#### Direction a
In the text on cycle detection, what three states does DFS color-coding use to mark visited nodes in directed graphs?

Cycle Detection in Directed and Undirected Graphs

Detect cycles in undirected graphs with parent tracking and in directed graphs with DFS color-coding (white/grey/black three-state visited).

Why Cycle Detection Matters

A cycle in a graph is a path that starts and ends at the same node. Cycle detection is critical in many algorithms: topological sort fails on cyclic graphs, dependency resolution must detect circular dependencies, and deadlock detection in OS scheduling requires finding cycles in resource-allocation graphs. The approach differs between undirected and directed graphs — they require fundamentally different algorithms.

from collections import defaultdict

# Undirected cycle: A-B-C-A (triangle)
undirected = defaultdict(list)
for u, v in [('A','B'),('B','C'),('C','A')]:
    undirected[u].append(v)
    undirected[v].append(u)

# Directed cycle: A->B->C->A
directed = defaultdict(list)
for u, v in [('A','B'),('B','C'),('C','A')]:
    directed[u].append(v)  # one direction only

# Key difference:
# Undirected: edge A-B appears as both A->B and B->A
# Must track parent to distinguish cycle from back-edge to parent
print('Undirected and directed cycles need different detection')

#### Direction b
Rewrite the listing from the line with "bar [354, 232, 374, 258]" up to and including the line with "bar [691, 120, 710, 258]", changing "legend-label" to "legend-entry" and keeping everything else the same. Give only those lines.

#### Data for the task
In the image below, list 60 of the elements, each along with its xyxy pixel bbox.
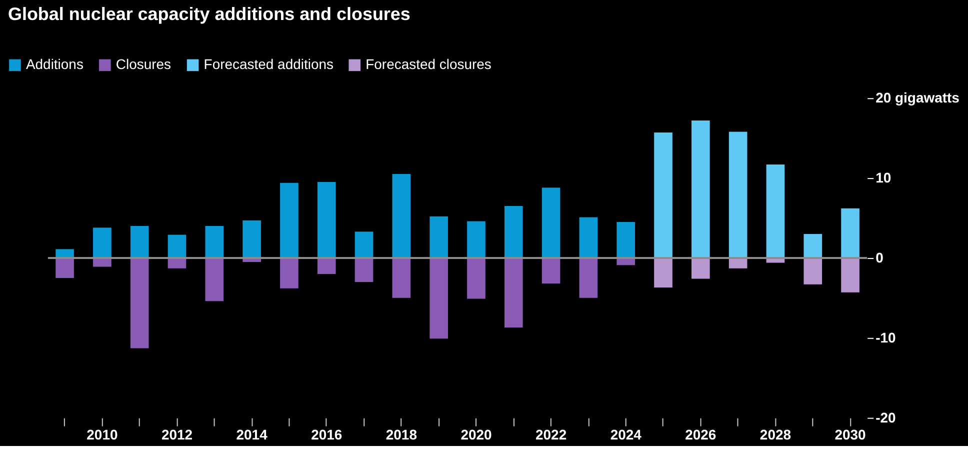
bar [354, 232, 374, 258]
x-tick-label: 2012 [161, 426, 193, 442]
bar [841, 258, 860, 292]
x-tick-label: 2022 [536, 426, 567, 442]
bar [579, 258, 598, 298]
x-tick-label: 2016 [311, 426, 342, 442]
bar [168, 258, 186, 268]
y-tick-label: -10 [876, 329, 896, 346]
bar [130, 226, 149, 258]
bar [804, 258, 822, 284]
bar [504, 206, 523, 258]
bar [205, 226, 224, 258]
y-tick-label: 0 [876, 249, 884, 266]
x-tick-label: 2018 [386, 426, 418, 442]
y-tick-label: 10 [876, 170, 892, 186]
bar [392, 174, 411, 258]
legend-label: Additions [26, 56, 84, 72]
y-tick-label: -20 [876, 409, 896, 426]
bar [616, 222, 636, 258]
bar [242, 220, 261, 258]
bar [542, 188, 560, 258]
bar [392, 258, 411, 298]
legend-label: Closures [116, 56, 172, 72]
bar [430, 258, 448, 339]
bar [467, 221, 486, 258]
bar [130, 258, 149, 348]
x-tick-label: 2024 [610, 426, 642, 442]
bar [804, 234, 822, 258]
x-tick-label: 2028 [760, 426, 792, 442]
bar [467, 258, 486, 299]
bar [280, 182, 298, 258]
x-tick-label: 2010 [86, 426, 118, 442]
bar [504, 258, 523, 328]
legend-label: Forecasted additions [204, 56, 334, 72]
x-tick-label: 2030 [834, 426, 866, 442]
bar [317, 182, 336, 258]
bar [205, 258, 224, 302]
bar [56, 258, 74, 278]
bar [691, 120, 710, 258]
chart-title: Global nuclear capacity additions and closures [8, 4, 410, 24]
bar [354, 258, 374, 282]
bar [168, 234, 186, 258]
bar [654, 132, 672, 258]
x-tick-label: 2020 [460, 426, 492, 442]
bar [542, 258, 560, 284]
bar [728, 132, 748, 258]
x-tick-label: 2026 [685, 426, 716, 442]
bar [93, 228, 112, 258]
bar [841, 208, 860, 258]
y-tick-label: 20 gigawatts [876, 90, 960, 106]
bar [766, 164, 785, 258]
bar [430, 216, 448, 258]
bar [728, 258, 748, 268]
bar [691, 258, 710, 279]
x-tick-label: 2014 [236, 426, 268, 442]
bar [317, 258, 336, 274]
bar [579, 217, 598, 258]
legend-label: Forecasted closures [366, 56, 492, 72]
bar [654, 258, 672, 288]
bar [280, 258, 298, 288]
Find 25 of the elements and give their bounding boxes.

#### Task result a
White, grey, and black.

#### Task result b
bar [354, 232, 374, 258]
x-tick-label: 2012 [161, 426, 193, 442]
bar [841, 258, 860, 292]
x-tick-label: 2022 [536, 426, 567, 442]
bar [579, 258, 598, 298]
x-tick-label: 2016 [311, 426, 342, 442]
bar [168, 258, 186, 268]
y-tick-label: -10 [876, 329, 896, 346]
bar [130, 226, 149, 258]
bar [804, 258, 822, 284]
bar [504, 206, 523, 258]
bar [205, 226, 224, 258]
y-tick-label: 0 [876, 249, 884, 266]
x-tick-label: 2018 [386, 426, 418, 442]
y-tick-label: 10 [876, 170, 892, 186]
bar [392, 174, 411, 258]
legend-entry: Additions [26, 56, 84, 72]
y-tick-label: -20 [876, 409, 896, 426]
bar [616, 222, 636, 258]
bar [242, 220, 261, 258]
bar [542, 188, 560, 258]
bar [392, 258, 411, 298]
legend-entry: Closures [116, 56, 172, 72]
bar [430, 258, 448, 339]
bar [467, 221, 486, 258]
bar [130, 258, 149, 348]
x-tick-label: 2024 [610, 426, 642, 442]
bar [804, 234, 822, 258]
x-tick-label: 2028 [760, 426, 792, 442]
bar [467, 258, 486, 299]
bar [280, 182, 298, 258]
x-tick-label: 2010 [86, 426, 118, 442]
bar [504, 258, 523, 328]
legend-entry: Forecasted additions [204, 56, 334, 72]
x-tick-label: 2030 [834, 426, 866, 442]
bar [317, 182, 336, 258]
bar [205, 258, 224, 302]
bar [56, 258, 74, 278]
bar [691, 120, 710, 258]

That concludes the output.